Some records:
****

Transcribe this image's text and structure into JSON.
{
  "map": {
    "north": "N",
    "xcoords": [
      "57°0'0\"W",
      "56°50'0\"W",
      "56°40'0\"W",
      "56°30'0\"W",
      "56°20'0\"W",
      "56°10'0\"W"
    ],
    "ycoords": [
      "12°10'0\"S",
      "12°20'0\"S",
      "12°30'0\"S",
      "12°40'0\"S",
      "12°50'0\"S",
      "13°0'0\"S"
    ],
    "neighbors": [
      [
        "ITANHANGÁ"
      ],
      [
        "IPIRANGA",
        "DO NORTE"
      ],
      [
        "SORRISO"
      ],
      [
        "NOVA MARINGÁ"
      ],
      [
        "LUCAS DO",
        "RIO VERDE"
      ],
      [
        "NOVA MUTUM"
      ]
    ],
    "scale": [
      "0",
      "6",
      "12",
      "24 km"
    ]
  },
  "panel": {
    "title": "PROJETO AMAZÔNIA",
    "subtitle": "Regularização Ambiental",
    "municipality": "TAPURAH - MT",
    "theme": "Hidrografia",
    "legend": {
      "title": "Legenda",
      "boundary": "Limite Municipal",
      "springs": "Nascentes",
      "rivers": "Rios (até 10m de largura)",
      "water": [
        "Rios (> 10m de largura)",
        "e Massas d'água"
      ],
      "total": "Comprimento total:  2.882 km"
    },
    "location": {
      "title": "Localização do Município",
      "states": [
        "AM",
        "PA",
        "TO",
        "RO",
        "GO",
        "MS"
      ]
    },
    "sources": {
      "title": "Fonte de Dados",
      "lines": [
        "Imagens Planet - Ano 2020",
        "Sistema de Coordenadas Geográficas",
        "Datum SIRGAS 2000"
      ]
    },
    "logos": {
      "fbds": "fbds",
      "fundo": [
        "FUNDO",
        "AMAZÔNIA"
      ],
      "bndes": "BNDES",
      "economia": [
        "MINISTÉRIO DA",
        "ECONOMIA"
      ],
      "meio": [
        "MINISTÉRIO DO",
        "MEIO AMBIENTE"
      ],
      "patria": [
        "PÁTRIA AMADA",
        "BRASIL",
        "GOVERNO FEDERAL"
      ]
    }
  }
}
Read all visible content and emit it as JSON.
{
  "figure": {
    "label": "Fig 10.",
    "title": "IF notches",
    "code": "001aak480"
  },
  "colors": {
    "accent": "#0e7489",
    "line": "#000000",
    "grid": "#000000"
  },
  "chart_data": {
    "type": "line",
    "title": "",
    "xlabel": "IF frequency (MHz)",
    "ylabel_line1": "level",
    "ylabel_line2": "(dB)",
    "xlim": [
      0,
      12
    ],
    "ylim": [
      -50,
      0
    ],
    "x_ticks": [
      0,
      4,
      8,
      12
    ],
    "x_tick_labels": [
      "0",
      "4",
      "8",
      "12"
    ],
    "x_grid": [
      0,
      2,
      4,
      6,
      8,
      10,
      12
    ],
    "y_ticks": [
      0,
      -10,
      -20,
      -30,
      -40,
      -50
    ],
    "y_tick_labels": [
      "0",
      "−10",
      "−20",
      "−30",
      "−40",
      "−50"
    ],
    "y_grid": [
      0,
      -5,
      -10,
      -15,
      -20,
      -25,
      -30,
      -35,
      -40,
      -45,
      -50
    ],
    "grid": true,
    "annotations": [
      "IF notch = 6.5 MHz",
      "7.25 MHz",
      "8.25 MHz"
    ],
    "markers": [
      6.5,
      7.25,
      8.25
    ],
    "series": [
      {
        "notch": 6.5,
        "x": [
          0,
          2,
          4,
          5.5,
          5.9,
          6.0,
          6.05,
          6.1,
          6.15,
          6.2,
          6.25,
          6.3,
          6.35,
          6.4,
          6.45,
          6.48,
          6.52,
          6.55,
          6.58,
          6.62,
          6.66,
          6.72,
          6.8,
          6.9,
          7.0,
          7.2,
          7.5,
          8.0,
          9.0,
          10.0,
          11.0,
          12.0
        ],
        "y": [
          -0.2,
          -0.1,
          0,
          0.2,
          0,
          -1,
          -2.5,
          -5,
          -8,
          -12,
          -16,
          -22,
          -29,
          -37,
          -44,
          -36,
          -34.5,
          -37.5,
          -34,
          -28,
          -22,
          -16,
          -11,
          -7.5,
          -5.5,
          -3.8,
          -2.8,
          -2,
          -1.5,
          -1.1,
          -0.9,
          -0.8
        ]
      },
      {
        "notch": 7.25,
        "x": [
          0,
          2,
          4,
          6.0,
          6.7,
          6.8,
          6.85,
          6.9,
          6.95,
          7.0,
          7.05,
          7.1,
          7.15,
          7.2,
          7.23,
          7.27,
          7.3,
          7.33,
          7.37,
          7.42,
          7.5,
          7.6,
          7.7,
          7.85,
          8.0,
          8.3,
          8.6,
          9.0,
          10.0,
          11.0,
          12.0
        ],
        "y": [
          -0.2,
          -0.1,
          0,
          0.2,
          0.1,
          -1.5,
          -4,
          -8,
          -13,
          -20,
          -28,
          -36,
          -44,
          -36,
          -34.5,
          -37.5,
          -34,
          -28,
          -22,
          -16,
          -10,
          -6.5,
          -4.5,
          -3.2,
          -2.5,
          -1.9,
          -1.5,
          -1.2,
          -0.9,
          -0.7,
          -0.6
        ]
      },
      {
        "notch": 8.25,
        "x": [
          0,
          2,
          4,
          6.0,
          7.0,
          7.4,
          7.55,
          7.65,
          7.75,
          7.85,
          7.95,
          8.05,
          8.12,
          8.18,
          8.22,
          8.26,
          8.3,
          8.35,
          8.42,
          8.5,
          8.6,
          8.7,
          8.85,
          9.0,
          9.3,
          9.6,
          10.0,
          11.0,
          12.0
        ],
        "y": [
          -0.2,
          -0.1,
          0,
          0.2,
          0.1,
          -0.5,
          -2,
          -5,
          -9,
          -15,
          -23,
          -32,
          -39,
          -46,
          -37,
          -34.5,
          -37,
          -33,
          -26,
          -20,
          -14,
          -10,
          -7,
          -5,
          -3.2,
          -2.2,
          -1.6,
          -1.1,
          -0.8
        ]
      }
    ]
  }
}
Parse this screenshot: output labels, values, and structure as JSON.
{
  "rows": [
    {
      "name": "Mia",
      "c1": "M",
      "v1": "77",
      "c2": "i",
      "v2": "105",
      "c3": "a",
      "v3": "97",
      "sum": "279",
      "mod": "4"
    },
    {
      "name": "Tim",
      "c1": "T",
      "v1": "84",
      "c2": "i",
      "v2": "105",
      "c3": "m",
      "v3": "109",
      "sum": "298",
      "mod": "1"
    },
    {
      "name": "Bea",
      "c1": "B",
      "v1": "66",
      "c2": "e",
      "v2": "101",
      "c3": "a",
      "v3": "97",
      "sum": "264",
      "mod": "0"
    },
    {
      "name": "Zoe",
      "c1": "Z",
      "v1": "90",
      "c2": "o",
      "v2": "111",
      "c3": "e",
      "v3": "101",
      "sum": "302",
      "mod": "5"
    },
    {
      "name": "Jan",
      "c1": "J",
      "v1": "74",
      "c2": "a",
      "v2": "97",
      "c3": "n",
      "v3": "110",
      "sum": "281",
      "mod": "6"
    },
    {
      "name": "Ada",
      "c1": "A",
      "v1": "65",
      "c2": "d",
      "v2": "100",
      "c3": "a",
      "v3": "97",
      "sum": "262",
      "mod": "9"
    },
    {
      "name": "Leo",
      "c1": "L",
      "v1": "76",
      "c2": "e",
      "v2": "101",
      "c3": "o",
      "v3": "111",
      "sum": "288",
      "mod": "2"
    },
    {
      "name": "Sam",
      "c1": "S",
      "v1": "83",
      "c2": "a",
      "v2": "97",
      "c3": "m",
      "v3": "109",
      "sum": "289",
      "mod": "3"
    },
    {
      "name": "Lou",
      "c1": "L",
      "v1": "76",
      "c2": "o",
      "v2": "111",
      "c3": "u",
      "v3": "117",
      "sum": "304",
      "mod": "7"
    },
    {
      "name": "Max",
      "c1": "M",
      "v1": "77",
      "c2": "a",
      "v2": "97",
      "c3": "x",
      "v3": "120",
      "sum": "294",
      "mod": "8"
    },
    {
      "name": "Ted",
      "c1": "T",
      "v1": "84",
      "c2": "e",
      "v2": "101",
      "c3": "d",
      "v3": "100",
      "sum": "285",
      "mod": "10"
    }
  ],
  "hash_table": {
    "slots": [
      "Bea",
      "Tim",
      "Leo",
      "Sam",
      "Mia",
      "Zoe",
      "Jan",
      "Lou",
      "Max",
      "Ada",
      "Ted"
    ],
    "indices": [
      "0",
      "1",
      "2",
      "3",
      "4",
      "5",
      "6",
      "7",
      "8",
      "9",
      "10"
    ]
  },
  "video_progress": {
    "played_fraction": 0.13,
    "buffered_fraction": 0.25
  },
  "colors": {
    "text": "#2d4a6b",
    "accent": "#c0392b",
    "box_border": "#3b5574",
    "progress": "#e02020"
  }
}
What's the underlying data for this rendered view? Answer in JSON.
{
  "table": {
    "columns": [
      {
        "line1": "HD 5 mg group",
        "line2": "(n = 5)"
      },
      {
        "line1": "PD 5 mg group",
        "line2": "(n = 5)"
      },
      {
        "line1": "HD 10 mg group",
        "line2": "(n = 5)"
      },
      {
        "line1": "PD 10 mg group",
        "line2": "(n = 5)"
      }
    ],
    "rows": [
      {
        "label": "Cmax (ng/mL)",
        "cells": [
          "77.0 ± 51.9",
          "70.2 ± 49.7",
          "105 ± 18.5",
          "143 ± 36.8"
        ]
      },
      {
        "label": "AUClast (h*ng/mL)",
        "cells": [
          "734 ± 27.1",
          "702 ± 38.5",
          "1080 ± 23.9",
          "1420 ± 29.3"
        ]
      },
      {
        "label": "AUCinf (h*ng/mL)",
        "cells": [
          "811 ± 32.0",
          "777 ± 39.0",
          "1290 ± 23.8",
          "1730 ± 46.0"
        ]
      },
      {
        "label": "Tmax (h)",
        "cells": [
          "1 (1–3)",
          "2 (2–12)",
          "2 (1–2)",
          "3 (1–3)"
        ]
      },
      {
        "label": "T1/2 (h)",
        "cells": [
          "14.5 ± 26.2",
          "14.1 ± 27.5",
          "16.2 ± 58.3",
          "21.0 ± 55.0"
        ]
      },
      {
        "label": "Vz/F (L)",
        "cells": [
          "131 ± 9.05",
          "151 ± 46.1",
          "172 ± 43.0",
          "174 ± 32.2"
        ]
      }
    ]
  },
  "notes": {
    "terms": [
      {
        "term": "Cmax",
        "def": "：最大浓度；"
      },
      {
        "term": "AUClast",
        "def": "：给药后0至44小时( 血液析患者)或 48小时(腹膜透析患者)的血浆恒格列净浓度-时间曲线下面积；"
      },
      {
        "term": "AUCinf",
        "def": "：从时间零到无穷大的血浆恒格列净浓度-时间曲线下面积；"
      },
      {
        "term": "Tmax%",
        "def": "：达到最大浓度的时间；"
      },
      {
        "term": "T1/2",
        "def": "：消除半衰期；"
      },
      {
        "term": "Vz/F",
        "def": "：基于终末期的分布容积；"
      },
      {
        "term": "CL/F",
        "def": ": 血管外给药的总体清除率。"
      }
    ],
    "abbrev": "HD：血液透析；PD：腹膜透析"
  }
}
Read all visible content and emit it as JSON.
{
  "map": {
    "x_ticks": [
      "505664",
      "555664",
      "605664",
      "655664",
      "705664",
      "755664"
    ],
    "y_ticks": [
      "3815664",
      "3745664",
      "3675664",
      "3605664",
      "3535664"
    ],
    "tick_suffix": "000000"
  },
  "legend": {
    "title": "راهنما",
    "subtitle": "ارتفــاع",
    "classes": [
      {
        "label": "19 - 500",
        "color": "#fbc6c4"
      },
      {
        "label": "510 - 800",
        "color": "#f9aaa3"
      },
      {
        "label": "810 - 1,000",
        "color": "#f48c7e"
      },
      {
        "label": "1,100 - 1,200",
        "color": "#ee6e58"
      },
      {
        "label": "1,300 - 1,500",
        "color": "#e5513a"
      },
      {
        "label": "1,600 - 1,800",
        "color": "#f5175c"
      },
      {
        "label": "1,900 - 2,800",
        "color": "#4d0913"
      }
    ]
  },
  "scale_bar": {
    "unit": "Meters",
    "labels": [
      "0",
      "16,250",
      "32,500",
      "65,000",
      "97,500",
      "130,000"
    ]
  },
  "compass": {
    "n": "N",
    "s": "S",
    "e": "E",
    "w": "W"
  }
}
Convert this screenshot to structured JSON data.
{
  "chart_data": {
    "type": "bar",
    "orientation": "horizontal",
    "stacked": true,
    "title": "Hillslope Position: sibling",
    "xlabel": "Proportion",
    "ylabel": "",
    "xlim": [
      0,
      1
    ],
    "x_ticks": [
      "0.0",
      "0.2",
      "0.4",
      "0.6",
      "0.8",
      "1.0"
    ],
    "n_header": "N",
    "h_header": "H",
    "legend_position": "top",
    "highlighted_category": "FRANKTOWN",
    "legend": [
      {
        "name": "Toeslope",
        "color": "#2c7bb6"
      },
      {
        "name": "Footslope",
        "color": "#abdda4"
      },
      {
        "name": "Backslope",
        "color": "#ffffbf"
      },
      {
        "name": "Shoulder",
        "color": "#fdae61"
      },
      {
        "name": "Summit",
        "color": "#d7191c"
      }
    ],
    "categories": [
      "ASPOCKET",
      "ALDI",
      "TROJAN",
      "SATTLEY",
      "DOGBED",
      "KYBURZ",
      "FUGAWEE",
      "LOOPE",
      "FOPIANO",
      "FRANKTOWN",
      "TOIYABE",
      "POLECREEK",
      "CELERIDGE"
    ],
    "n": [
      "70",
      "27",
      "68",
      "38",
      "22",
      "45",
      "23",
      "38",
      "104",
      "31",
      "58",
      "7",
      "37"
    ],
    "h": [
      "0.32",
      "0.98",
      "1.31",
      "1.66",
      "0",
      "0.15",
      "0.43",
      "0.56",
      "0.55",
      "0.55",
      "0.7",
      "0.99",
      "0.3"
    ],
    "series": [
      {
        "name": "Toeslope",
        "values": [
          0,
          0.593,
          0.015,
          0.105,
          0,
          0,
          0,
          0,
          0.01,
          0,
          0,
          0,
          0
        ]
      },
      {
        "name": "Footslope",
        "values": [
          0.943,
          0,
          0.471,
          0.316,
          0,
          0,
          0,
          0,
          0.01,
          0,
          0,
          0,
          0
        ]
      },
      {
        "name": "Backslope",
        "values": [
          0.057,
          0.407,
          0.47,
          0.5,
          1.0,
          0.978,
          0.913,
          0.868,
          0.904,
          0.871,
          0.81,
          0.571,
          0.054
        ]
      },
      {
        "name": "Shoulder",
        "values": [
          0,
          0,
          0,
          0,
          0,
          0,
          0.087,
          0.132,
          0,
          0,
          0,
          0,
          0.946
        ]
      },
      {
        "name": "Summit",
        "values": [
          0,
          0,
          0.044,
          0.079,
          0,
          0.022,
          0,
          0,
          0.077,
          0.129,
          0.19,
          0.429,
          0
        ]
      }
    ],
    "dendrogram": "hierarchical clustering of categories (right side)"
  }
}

****

• **AIM OF THE EXERCISE**
From the data above, gather every line that includes the word "subtitle".

• **TASK RESPONSE**
    "subtitle": "Regularização Ambiental",
    "subtitle": "ارتفــاع",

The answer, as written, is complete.